Finding a way to get hard PC'd boolits from regular COWW alloy

fiver

Well-Known Member
but if the base is pulling heat from the nose faster than it's giving it up to the ice, the time frame for it to cool is pretty inconsequential [wow spelled that right first try] if the goal is to have a softer nose and a harder base.
 

358156 hp

At large, whereabouts unknown.
I found out later that Marshall Stanton of Beartooth Bullets went down this path several years before us. His approach was slightly different than mine, but his results were wayyy different. I've been meaning to try repeating his efforts with certified alloys to see if I could find out why his efforts were so much more successful than mine, but I ended up powdercoating softer hollowpoint bullets, and got the results I was originally looking for so I blew off the project entirely. Here's Marshalls article on what he termed "Quench Anneal" http://www.beartoothbullets.com/tech_notes/archive_tech_notes.htm/35

I used to practically live on the Beartooth forums, but fell out of it several years ago and never really reconnected. We had some really wild discussions back then.

Source records:
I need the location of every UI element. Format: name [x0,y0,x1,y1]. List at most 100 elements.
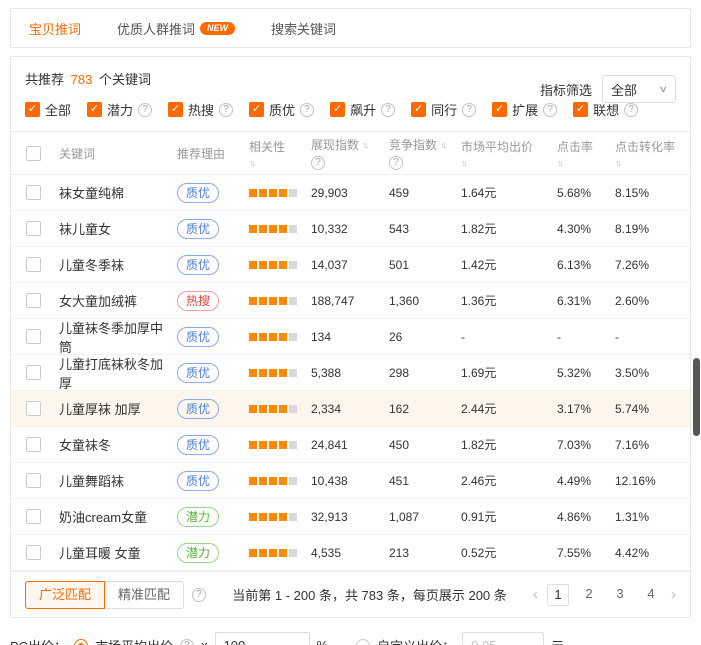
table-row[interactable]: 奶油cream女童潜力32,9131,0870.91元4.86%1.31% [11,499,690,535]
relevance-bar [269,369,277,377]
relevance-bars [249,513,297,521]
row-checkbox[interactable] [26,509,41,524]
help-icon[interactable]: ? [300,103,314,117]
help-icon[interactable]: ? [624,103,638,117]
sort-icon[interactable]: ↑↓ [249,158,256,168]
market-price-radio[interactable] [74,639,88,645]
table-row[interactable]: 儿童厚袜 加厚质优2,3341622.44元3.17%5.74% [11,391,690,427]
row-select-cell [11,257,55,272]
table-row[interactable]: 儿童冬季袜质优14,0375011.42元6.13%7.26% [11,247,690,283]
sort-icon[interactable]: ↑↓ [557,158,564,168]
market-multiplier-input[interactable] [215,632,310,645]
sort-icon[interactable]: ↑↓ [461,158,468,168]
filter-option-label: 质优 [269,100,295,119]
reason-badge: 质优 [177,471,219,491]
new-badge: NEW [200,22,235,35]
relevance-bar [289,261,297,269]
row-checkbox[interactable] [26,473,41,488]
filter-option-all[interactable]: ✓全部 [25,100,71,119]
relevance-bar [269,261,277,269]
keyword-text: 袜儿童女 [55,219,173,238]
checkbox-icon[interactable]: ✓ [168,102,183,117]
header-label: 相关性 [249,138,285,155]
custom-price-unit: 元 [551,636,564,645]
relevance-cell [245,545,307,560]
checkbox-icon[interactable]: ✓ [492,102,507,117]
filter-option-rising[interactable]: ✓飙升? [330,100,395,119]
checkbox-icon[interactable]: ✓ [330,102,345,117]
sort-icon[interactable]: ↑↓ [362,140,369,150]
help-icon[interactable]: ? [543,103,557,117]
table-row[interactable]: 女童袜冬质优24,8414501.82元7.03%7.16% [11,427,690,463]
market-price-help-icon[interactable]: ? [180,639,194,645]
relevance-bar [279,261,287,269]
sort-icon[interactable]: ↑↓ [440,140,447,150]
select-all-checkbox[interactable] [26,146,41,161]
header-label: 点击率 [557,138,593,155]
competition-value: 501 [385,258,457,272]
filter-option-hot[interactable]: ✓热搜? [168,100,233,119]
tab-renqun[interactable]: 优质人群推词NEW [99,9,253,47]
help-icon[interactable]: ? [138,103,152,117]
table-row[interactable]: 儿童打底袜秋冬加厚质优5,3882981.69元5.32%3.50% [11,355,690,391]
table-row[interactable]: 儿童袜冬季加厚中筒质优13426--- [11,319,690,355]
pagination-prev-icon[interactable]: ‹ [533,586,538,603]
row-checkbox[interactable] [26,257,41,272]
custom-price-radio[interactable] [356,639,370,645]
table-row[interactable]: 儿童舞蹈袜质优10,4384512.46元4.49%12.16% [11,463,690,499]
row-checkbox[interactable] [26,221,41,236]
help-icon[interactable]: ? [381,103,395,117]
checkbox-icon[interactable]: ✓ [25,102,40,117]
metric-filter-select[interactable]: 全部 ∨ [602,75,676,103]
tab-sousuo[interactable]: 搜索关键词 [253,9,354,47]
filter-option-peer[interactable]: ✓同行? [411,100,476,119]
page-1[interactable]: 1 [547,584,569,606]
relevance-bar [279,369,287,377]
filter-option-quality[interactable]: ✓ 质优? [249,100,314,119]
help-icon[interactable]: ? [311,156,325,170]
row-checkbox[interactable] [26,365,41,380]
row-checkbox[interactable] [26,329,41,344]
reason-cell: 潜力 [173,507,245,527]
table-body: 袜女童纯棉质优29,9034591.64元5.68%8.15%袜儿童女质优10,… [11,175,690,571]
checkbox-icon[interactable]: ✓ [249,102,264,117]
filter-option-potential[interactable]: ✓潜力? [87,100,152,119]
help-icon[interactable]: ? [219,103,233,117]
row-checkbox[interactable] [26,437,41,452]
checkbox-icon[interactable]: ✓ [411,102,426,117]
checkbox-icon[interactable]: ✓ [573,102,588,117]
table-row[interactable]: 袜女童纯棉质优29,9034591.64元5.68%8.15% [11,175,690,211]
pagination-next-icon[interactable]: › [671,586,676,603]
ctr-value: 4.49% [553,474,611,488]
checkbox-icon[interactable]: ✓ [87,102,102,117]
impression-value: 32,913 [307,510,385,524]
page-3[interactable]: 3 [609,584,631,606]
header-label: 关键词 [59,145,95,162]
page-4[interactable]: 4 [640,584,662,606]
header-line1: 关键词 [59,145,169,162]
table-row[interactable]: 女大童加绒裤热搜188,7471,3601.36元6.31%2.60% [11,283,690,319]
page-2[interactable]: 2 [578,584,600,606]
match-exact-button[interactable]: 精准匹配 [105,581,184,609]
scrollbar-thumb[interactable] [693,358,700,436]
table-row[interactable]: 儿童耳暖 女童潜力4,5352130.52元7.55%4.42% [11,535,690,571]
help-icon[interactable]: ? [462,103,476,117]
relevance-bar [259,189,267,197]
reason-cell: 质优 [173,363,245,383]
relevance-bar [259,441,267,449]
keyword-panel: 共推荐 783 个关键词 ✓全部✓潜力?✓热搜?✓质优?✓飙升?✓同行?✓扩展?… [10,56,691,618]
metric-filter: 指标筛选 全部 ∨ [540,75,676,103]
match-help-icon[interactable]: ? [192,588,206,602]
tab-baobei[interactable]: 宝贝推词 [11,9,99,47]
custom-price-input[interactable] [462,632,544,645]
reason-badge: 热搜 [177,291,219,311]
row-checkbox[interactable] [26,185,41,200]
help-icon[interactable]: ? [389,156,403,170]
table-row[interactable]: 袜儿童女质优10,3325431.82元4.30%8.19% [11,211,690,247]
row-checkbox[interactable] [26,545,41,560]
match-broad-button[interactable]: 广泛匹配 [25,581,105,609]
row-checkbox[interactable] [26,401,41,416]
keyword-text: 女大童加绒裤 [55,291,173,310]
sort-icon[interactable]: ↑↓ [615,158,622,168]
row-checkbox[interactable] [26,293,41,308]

WHAT NEEDS TO BE DONE: In the forum thread, what name did Marshall Stanton give to his approach?

FINISHED ANSWER: Quench Anneal